Start

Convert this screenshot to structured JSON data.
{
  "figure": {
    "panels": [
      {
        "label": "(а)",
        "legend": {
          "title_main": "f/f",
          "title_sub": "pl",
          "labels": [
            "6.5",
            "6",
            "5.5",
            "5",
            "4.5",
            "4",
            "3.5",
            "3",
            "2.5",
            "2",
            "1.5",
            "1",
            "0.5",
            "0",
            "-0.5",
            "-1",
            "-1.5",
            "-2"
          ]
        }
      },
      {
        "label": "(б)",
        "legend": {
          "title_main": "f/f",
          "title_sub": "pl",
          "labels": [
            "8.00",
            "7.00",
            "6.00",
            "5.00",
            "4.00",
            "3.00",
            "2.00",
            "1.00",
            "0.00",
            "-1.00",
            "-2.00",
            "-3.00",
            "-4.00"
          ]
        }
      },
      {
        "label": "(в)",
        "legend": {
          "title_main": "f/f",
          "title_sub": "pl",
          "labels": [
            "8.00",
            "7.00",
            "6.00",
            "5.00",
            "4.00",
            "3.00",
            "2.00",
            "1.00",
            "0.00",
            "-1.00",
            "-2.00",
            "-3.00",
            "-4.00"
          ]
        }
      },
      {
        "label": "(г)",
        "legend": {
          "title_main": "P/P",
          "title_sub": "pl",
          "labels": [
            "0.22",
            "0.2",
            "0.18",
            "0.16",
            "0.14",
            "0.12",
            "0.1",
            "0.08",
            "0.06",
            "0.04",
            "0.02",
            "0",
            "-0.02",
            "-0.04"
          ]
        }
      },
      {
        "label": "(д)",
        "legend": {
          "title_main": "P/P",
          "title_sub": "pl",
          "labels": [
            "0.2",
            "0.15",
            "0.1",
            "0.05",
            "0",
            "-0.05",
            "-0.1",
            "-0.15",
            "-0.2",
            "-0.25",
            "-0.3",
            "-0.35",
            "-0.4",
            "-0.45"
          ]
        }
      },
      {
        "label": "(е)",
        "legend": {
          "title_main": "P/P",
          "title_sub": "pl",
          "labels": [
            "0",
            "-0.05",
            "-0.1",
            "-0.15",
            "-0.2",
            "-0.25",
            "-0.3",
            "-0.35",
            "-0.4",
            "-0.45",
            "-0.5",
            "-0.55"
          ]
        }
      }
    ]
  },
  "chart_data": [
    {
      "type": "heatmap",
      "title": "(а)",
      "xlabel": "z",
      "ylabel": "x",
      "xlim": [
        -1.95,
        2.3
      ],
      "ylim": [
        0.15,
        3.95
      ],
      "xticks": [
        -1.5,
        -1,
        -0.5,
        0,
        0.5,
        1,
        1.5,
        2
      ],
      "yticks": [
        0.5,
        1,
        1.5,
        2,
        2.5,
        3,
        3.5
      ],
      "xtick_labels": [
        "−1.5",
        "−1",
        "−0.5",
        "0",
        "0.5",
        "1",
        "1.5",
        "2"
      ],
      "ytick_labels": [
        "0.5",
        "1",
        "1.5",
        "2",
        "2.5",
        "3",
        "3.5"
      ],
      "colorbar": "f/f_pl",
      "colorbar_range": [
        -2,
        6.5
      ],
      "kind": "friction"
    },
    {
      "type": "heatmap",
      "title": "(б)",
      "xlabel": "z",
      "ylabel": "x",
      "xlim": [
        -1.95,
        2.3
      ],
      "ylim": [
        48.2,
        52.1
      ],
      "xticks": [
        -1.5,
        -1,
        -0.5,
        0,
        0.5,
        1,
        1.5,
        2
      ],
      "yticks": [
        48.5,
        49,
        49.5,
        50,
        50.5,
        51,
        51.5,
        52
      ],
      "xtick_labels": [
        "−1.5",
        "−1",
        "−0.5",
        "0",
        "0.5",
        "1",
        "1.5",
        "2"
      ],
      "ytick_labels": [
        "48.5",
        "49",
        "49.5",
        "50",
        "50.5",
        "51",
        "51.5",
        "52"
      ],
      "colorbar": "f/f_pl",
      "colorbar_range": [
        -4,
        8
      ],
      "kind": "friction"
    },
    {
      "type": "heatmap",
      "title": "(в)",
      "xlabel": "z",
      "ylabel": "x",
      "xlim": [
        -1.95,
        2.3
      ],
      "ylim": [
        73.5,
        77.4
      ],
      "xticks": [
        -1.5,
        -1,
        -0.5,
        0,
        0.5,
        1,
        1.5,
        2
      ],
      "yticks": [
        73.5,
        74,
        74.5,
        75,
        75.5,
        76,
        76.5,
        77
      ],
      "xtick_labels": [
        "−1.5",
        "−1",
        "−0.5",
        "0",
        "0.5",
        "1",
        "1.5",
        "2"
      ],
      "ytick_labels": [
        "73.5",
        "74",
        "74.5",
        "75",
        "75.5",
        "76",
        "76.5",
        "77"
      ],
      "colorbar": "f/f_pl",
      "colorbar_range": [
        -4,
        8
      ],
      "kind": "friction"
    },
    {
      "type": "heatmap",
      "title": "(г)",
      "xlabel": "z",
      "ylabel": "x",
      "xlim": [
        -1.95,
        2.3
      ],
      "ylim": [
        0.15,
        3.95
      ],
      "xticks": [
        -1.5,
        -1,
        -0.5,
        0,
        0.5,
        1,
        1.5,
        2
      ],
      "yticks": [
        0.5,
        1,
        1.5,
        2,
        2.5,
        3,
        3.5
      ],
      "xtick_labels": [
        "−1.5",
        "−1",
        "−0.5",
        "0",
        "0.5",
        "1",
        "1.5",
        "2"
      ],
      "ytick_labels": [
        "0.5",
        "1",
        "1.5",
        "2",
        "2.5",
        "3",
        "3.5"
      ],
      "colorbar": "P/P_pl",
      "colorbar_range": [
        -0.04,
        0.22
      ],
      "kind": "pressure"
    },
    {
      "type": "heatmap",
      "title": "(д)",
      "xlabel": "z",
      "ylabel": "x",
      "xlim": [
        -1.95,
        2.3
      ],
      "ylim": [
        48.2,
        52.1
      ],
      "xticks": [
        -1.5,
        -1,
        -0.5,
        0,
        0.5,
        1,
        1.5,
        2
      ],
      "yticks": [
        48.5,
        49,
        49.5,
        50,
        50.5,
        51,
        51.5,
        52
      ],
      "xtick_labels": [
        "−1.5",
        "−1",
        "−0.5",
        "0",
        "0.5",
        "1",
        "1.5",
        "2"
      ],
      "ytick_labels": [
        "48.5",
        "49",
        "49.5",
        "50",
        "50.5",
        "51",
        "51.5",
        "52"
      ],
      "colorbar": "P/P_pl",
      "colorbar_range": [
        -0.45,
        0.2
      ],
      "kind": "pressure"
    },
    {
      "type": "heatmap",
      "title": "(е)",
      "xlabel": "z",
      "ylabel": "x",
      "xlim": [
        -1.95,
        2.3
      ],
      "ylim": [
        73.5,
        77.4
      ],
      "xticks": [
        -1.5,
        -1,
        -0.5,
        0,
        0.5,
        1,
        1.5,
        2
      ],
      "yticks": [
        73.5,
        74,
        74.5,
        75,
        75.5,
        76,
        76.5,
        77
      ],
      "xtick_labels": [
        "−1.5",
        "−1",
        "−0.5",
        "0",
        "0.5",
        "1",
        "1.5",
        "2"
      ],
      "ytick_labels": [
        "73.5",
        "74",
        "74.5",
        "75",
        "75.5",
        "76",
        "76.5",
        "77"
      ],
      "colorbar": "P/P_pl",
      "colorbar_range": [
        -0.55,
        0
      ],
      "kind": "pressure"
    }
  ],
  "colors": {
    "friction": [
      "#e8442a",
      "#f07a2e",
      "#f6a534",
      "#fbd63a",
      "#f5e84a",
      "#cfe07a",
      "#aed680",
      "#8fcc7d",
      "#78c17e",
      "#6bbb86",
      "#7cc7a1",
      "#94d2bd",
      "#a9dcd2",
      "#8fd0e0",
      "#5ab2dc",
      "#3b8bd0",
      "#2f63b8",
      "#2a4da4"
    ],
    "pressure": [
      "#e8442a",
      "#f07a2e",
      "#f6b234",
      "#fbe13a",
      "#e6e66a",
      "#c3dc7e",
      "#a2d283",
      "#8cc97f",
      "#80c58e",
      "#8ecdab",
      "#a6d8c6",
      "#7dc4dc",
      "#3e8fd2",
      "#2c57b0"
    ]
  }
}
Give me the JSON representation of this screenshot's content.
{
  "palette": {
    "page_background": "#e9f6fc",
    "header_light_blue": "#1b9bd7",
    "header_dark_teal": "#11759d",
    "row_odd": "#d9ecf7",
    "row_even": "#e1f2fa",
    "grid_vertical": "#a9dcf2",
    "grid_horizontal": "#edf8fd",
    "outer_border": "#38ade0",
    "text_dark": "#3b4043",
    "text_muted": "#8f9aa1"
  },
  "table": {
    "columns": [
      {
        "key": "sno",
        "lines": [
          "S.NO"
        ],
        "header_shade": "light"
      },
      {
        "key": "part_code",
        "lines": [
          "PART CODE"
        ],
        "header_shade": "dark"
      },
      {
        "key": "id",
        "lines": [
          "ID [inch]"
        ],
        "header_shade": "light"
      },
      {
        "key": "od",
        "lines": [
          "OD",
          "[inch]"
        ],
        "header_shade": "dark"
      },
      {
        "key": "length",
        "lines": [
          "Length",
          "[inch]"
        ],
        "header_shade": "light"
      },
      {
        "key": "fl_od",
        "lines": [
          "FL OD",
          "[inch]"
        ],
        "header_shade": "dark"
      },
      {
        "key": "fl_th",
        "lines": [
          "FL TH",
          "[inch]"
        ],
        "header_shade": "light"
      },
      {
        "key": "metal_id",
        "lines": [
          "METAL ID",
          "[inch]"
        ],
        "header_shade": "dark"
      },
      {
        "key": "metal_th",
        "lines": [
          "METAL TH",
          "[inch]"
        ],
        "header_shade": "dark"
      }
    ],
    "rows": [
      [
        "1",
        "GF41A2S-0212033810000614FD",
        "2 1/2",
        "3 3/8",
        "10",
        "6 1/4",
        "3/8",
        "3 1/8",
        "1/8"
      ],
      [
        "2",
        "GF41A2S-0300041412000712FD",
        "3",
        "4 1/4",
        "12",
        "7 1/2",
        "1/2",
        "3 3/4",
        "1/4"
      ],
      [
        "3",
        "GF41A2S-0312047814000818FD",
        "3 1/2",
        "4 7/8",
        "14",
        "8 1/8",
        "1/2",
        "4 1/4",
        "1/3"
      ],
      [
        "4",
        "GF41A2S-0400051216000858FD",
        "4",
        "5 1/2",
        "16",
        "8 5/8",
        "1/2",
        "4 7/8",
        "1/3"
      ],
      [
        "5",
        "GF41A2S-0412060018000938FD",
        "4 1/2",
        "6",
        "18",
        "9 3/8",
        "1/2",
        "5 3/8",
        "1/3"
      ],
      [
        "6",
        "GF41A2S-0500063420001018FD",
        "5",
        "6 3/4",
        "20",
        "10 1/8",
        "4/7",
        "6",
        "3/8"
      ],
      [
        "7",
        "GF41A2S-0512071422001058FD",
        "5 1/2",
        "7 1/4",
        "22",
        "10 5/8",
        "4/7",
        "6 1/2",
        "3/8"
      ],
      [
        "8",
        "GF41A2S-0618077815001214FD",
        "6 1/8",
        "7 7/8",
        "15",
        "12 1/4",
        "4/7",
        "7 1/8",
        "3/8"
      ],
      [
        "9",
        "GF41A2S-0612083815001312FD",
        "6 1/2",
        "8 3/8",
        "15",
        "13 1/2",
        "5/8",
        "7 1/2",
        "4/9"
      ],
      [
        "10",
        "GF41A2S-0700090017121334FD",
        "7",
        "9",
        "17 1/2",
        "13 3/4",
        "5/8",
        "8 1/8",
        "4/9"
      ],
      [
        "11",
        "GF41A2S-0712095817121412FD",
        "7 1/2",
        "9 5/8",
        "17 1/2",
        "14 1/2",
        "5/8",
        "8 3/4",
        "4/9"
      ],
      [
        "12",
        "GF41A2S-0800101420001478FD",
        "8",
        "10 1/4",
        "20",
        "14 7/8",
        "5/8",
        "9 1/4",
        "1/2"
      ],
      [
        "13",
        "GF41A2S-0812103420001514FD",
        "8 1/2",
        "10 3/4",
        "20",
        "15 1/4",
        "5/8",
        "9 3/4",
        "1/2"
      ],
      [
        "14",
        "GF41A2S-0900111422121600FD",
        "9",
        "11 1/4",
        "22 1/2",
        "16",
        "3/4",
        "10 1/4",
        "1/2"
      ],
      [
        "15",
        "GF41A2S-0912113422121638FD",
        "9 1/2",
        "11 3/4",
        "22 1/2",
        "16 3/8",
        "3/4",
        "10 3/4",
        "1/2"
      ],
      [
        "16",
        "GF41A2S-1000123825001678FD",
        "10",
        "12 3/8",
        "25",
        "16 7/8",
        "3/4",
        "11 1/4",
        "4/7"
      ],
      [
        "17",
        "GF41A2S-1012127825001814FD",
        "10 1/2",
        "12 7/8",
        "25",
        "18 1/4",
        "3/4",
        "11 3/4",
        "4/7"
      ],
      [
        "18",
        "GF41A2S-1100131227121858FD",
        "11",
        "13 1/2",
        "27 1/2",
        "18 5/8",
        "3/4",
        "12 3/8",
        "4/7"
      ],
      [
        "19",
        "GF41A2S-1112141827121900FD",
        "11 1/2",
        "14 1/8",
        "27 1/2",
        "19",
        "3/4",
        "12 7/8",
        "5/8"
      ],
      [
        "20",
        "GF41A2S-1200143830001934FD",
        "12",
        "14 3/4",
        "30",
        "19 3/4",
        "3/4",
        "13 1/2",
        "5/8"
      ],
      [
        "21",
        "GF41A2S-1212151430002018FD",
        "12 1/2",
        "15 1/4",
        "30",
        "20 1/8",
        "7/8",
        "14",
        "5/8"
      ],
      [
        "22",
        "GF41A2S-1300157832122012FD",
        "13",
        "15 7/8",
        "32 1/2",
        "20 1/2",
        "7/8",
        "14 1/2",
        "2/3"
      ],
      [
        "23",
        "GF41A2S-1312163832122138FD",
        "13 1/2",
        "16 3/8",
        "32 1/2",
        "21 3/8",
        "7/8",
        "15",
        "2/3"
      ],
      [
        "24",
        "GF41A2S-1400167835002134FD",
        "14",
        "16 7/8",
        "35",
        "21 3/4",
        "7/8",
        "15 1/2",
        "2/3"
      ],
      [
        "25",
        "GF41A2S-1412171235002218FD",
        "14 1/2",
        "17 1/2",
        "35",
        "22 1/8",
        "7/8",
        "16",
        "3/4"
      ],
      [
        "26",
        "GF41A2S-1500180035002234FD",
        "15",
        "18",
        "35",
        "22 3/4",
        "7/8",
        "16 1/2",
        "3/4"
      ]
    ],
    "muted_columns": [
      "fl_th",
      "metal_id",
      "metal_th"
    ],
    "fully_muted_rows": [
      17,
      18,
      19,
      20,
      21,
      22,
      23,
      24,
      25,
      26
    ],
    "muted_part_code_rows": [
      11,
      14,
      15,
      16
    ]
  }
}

End

(Written instruction) Say how many lines have the string "JSON" in them, offering no words beyond the number.

(Reply) 2